--- Records ---

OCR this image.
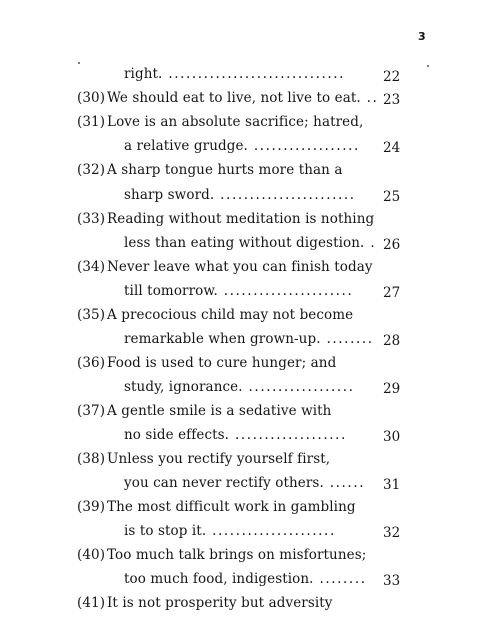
3
right. ..............................	22
(30) We should eat to live, not live to eat. .. 23
(31) Love is an absolute sacrifice; hatred,
a relative grudge. .................. 24
(32) A sharp tongue hurts more than a
sharp sword. ....................... 25
(33) Reading without meditation is nothing
less than eating without digestion. . 26
(34) Never leave what you can finish today
till tomorrow. ...................... 27
(35) A precocious child may not become
remarkable when grown-up. ........ 28
(36) Food is used to cure hunger; and
study, ignorance. .................. 29
(37) A gentle smile is a sedative with
no side effects. ...................	30
(38) Unless you rectify yourself first,
you can never rectify others. ...... 31
(39) The most difficult work in gambling
is to stop it. .....................	32
(40) Too much talk brings on misfortunes;
too much food, indigestion. ........ 33
(41) It is not prosperity but adversity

---

Exercise: Only lines with the word "without" are wanted, so copy each one from the records.

Answer:
(33) Reading without meditation is nothing
less than eating without digestion. . 26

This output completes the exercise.